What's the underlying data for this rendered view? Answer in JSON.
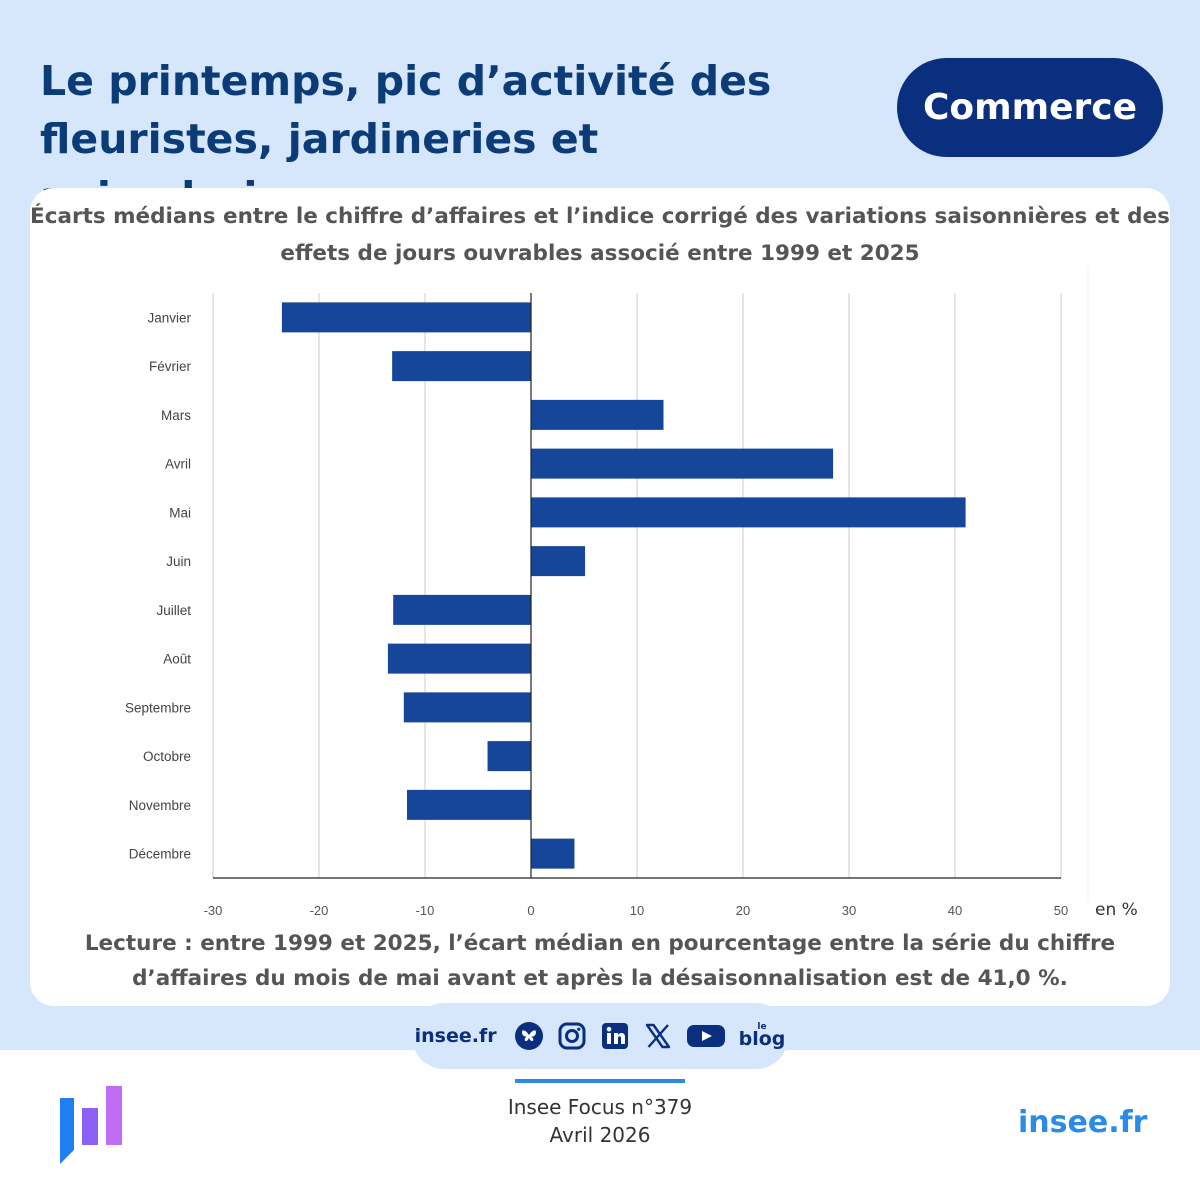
{
  "header": {
    "title": "Le printemps, pic d’activité des fleuristes, jardineries et animaleries",
    "badge": "Commerce"
  },
  "chart_data": {
    "type": "bar",
    "orientation": "horizontal",
    "title": "Écarts médians entre le chiffre d’affaires et l’indice corrigé des variations saisonnières et des effets de jours ouvrables associé entre 1999 et 2025",
    "categories": [
      "Janvier",
      "Février",
      "Mars",
      "Avril",
      "Mai",
      "Juin",
      "Juillet",
      "Août",
      "Septembre",
      "Octobre",
      "Novembre",
      "Décembre"
    ],
    "values": [
      -23.5,
      -13.1,
      12.5,
      28.5,
      41.0,
      5.1,
      -13.0,
      -13.5,
      -12.0,
      -4.1,
      -11.7,
      4.1
    ],
    "xlim": [
      -30,
      50
    ],
    "xticks": [
      -30,
      -20,
      -10,
      0,
      10,
      20,
      30,
      40,
      50
    ],
    "xlabel": "en %",
    "ylabel": "",
    "grid": true,
    "bar_color": "#16469a"
  },
  "reading": "Lecture : entre 1999 et 2025, l’écart médian en pourcentage entre la série du chiffre d’affaires du mois de mai avant et après la désaisonnalisation est de 41,0 %.",
  "social": {
    "site": "insee.fr",
    "icons": [
      "bluesky-icon",
      "instagram-icon",
      "linkedin-icon",
      "x-icon",
      "youtube-icon",
      "blog-icon"
    ],
    "blog_le": "le",
    "blog_word": "blog"
  },
  "footer": {
    "publication": "Insee Focus n°379",
    "date": "Avril 2026",
    "site": "insee.fr"
  },
  "colors": {
    "background": "#d6e6fb",
    "title": "#0c3c78",
    "badge": "#0a2f7f",
    "accent": "#2b8be6"
  }
}
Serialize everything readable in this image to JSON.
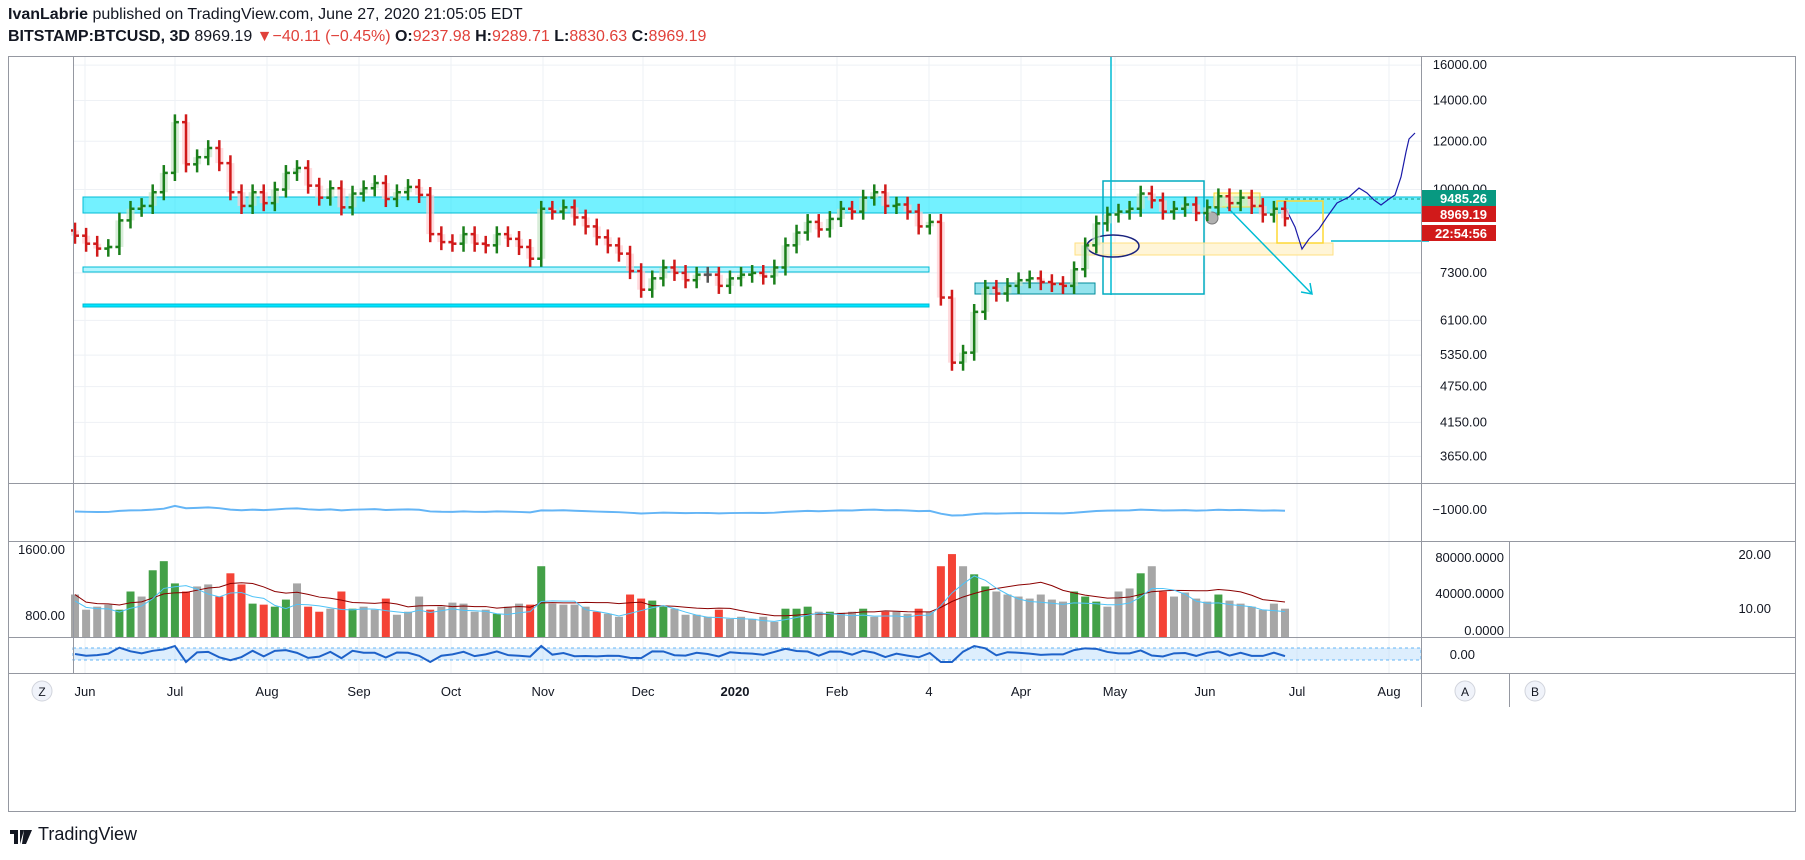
{
  "header": {
    "author": "IvanLabrie",
    "published_text": "published on TradingView.com, June 27, 2020 21:05:05 EDT",
    "symbol": "BITSTAMP:BTCUSD, 3D",
    "last": "8969.19",
    "change": "−40.11 (−0.45%)",
    "o_label": "O:",
    "o_value": "9237.98",
    "h_label": "H:",
    "h_value": "9289.71",
    "l_label": "L:",
    "l_value": "8830.63",
    "c_label": "C:",
    "c_value": "8969.19"
  },
  "brand": "TradingView",
  "buttons": {
    "z": "Z",
    "a": "A",
    "b": "B"
  },
  "colors": {
    "up": "#1a7f1a",
    "down": "#d11a1a",
    "neutral": "#555555",
    "zone": "#00e5ff",
    "blue_line": "#1565c0",
    "osc_line": "#64b5f6",
    "vol_gray": "#a6a6a6",
    "vol_green": "#43a047",
    "vol_red": "#f44336"
  },
  "chart_data": {
    "type": "ohlc-bar",
    "x_ticks": [
      "Jun",
      "Jul",
      "Aug",
      "Sep",
      "Oct",
      "Nov",
      "Dec",
      "2020",
      "Feb",
      "4",
      "Apr",
      "May",
      "Jun",
      "Jul",
      "Aug"
    ],
    "price_ticks": [
      "16000.00",
      "14000.00",
      "12000.00",
      "10000.00",
      "7300.00",
      "6100.00",
      "5350.00",
      "4750.00",
      "4150.00",
      "3650.00"
    ],
    "price_labels": [
      {
        "text": "9485.26",
        "color": "#089981"
      },
      {
        "text": "8969.19",
        "color": "#d11a1a"
      },
      {
        "text": "22:54:56",
        "color": "#d11a1a"
      }
    ],
    "osc1_tick": "−1000.00",
    "vol_left_ticks": [
      "1600.00",
      "800.00"
    ],
    "vol_mid_ticks": [
      "80000.0000",
      "40000.0000",
      "0.0000"
    ],
    "vol_right_ticks": [
      "20.00",
      "10.00"
    ],
    "osc2_tick": "0.00",
    "closes": [
      8400,
      8150,
      8000,
      8050,
      8900,
      9300,
      9400,
      9900,
      10650,
      12900,
      11000,
      11300,
      11700,
      11050,
      9900,
      9400,
      9900,
      9500,
      10000,
      10650,
      10850,
      10150,
      9700,
      10050,
      9350,
      9850,
      10050,
      10250,
      9650,
      9900,
      10100,
      9800,
      8450,
      8200,
      8150,
      8450,
      8150,
      8100,
      8450,
      8300,
      8050,
      7700,
      9300,
      9200,
      9350,
      9000,
      8700,
      8350,
      8100,
      7850,
      7350,
      6850,
      7150,
      7450,
      7300,
      7100,
      7250,
      7250,
      6950,
      7150,
      7250,
      7300,
      7200,
      7450,
      8100,
      8500,
      8850,
      8600,
      8950,
      9300,
      9200,
      9700,
      9900,
      9400,
      9450,
      9200,
      8700,
      8850,
      6650,
      5200,
      5400,
      6300,
      6900,
      6750,
      6950,
      7100,
      7150,
      7050,
      7000,
      6950,
      7400,
      8100,
      8800,
      9100,
      9200,
      9300,
      9850,
      9600,
      9200,
      9300,
      9450,
      9150,
      9350,
      9750,
      9500,
      9700,
      9400,
      9100,
      9300,
      8969
    ],
    "volumes": [
      42000,
      27000,
      30000,
      32000,
      27000,
      45000,
      40000,
      66000,
      75000,
      53000,
      45000,
      50000,
      52000,
      40000,
      63000,
      52000,
      33000,
      32000,
      30000,
      37000,
      53000,
      30000,
      25000,
      28000,
      45000,
      28000,
      30000,
      27000,
      38000,
      22000,
      25000,
      40000,
      27000,
      30000,
      34000,
      33000,
      25000,
      27000,
      23000,
      30000,
      33000,
      32000,
      70000,
      33000,
      32000,
      32000,
      30000,
      25000,
      23000,
      20000,
      42000,
      38000,
      36000,
      30000,
      28000,
      22000,
      22000,
      20000,
      27000,
      18000,
      20000,
      18000,
      20000,
      15000,
      28000,
      28000,
      30000,
      25000,
      25000,
      24000,
      25000,
      28000,
      20000,
      25000,
      25000,
      23000,
      28000,
      25000,
      70000,
      82000,
      70000,
      62000,
      50000,
      45000,
      42000,
      40000,
      38000,
      42000,
      37000,
      35000,
      45000,
      40000,
      35000,
      30000,
      45000,
      48000,
      63000,
      70000,
      45000,
      40000,
      44000,
      38000,
      35000,
      42000,
      36000,
      33000,
      30000,
      27000,
      33000,
      28000
    ],
    "x_domain": [
      "2020-05-28",
      "2020-08-15"
    ],
    "y_range": [
      3650,
      16000
    ],
    "y_scale": "log",
    "grid": true
  }
}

*To be done*. Above are records with pictures; repeat the records exactly and leave the pictures out.

*Result of this task*.
What's the underlying data for this rendered view? Answer in JSON.
{
  "header": {
    "title": "Le printemps, pic d’activité des fleuristes, jardineries et animaleries",
    "badge": "Commerce"
  },
  "chart_data": {
    "type": "bar",
    "orientation": "horizontal",
    "title": "Écarts médians entre le chiffre d’affaires et l’indice corrigé des variations saisonnières et des effets de jours ouvrables associé entre 1999 et 2025",
    "categories": [
      "Janvier",
      "Février",
      "Mars",
      "Avril",
      "Mai",
      "Juin",
      "Juillet",
      "Août",
      "Septembre",
      "Octobre",
      "Novembre",
      "Décembre"
    ],
    "values": [
      -23.5,
      -13.1,
      12.5,
      28.5,
      41.0,
      5.1,
      -13.0,
      -13.5,
      -12.0,
      -4.1,
      -11.7,
      4.1
    ],
    "xlim": [
      -30,
      50
    ],
    "xticks": [
      -30,
      -20,
      -10,
      0,
      10,
      20,
      30,
      40,
      50
    ],
    "xlabel": "en %",
    "ylabel": "",
    "grid": true,
    "bar_color": "#16469a"
  },
  "reading": "Lecture : entre 1999 et 2025, l’écart médian en pourcentage entre la série du chiffre d’affaires du mois de mai avant et après la désaisonnalisation est de 41,0 %.",
  "social": {
    "site": "insee.fr",
    "icons": [
      "bluesky-icon",
      "instagram-icon",
      "linkedin-icon",
      "x-icon",
      "youtube-icon",
      "blog-icon"
    ],
    "blog_le": "le",
    "blog_word": "blog"
  },
  "footer": {
    "publication": "Insee Focus n°379",
    "date": "Avril 2026",
    "site": "insee.fr"
  },
  "colors": {
    "background": "#d6e6fb",
    "title": "#0c3c78",
    "badge": "#0a2f7f",
    "accent": "#2b8be6"
  }
}
Serialize everything readable in this image to JSON.
{
  "header": {
    "author": "IvanLabrie",
    "published_text": "published on TradingView.com, June 27, 2020 21:05:05 EDT",
    "symbol": "BITSTAMP:BTCUSD, 3D",
    "last": "8969.19",
    "change": "−40.11 (−0.45%)",
    "o_label": "O:",
    "o_value": "9237.98",
    "h_label": "H:",
    "h_value": "9289.71",
    "l_label": "L:",
    "l_value": "8830.63",
    "c_label": "C:",
    "c_value": "8969.19"
  },
  "brand": "TradingView",
  "buttons": {
    "z": "Z",
    "a": "A",
    "b": "B"
  },
  "colors": {
    "up": "#1a7f1a",
    "down": "#d11a1a",
    "neutral": "#555555",
    "zone": "#00e5ff",
    "blue_line": "#1565c0",
    "osc_line": "#64b5f6",
    "vol_gray": "#a6a6a6",
    "vol_green": "#43a047",
    "vol_red": "#f44336"
  },
  "chart_data": {
    "type": "ohlc-bar",
    "x_ticks": [
      "Jun",
      "Jul",
      "Aug",
      "Sep",
      "Oct",
      "Nov",
      "Dec",
      "2020",
      "Feb",
      "4",
      "Apr",
      "May",
      "Jun",
      "Jul",
      "Aug"
    ],
    "price_ticks": [
      "16000.00",
      "14000.00",
      "12000.00",
      "10000.00",
      "7300.00",
      "6100.00",
      "5350.00",
      "4750.00",
      "4150.00",
      "3650.00"
    ],
    "price_labels": [
      {
        "text": "9485.26",
        "color": "#089981"
      },
      {
        "text": "8969.19",
        "color": "#d11a1a"
      },
      {
        "text": "22:54:56",
        "color": "#d11a1a"
      }
    ],
    "osc1_tick": "−1000.00",
    "vol_left_ticks": [
      "1600.00",
      "800.00"
    ],
    "vol_mid_ticks": [
      "80000.0000",
      "40000.0000",
      "0.0000"
    ],
    "vol_right_ticks": [
      "20.00",
      "10.00"
    ],
    "osc2_tick": "0.00",
    "closes": [
      8400,
      8150,
      8000,
      8050,
      8900,
      9300,
      9400,
      9900,
      10650,
      12900,
      11000,
      11300,
      11700,
      11050,
      9900,
      9400,
      9900,
      9500,
      10000,
      10650,
      10850,
      10150,
      9700,
      10050,
      9350,
      9850,
      10050,
      10250,
      9650,
      9900,
      10100,
      9800,
      8450,
      8200,
      8150,
      8450,
      8150,
      8100,
      8450,
      8300,
      8050,
      7700,
      9300,
      9200,
      9350,
      9000,
      8700,
      8350,
      8100,
      7850,
      7350,
      6850,
      7150,
      7450,
      7300,
      7100,
      7250,
      7250,
      6950,
      7150,
      7250,
      7300,
      7200,
      7450,
      8100,
      8500,
      8850,
      8600,
      8950,
      9300,
      9200,
      9700,
      9900,
      9400,
      9450,
      9200,
      8700,
      8850,
      6650,
      5200,
      5400,
      6300,
      6900,
      6750,
      6950,
      7100,
      7150,
      7050,
      7000,
      6950,
      7400,
      8100,
      8800,
      9100,
      9200,
      9300,
      9850,
      9600,
      9200,
      9300,
      9450,
      9150,
      9350,
      9750,
      9500,
      9700,
      9400,
      9100,
      9300,
      8969
    ],
    "volumes": [
      42000,
      27000,
      30000,
      32000,
      27000,
      45000,
      40000,
      66000,
      75000,
      53000,
      45000,
      50000,
      52000,
      40000,
      63000,
      52000,
      33000,
      32000,
      30000,
      37000,
      53000,
      30000,
      25000,
      28000,
      45000,
      28000,
      30000,
      27000,
      38000,
      22000,
      25000,
      40000,
      27000,
      30000,
      34000,
      33000,
      25000,
      27000,
      23000,
      30000,
      33000,
      32000,
      70000,
      33000,
      32000,
      32000,
      30000,
      25000,
      23000,
      20000,
      42000,
      38000,
      36000,
      30000,
      28000,
      22000,
      22000,
      20000,
      27000,
      18000,
      20000,
      18000,
      20000,
      15000,
      28000,
      28000,
      30000,
      25000,
      25000,
      24000,
      25000,
      28000,
      20000,
      25000,
      25000,
      23000,
      28000,
      25000,
      70000,
      82000,
      70000,
      62000,
      50000,
      45000,
      42000,
      40000,
      38000,
      42000,
      37000,
      35000,
      45000,
      40000,
      35000,
      30000,
      45000,
      48000,
      63000,
      70000,
      45000,
      40000,
      44000,
      38000,
      35000,
      42000,
      36000,
      33000,
      30000,
      27000,
      33000,
      28000
    ],
    "x_domain": [
      "2020-05-28",
      "2020-08-15"
    ],
    "y_range": [
      3650,
      16000
    ],
    "y_scale": "log",
    "grid": true
  }
}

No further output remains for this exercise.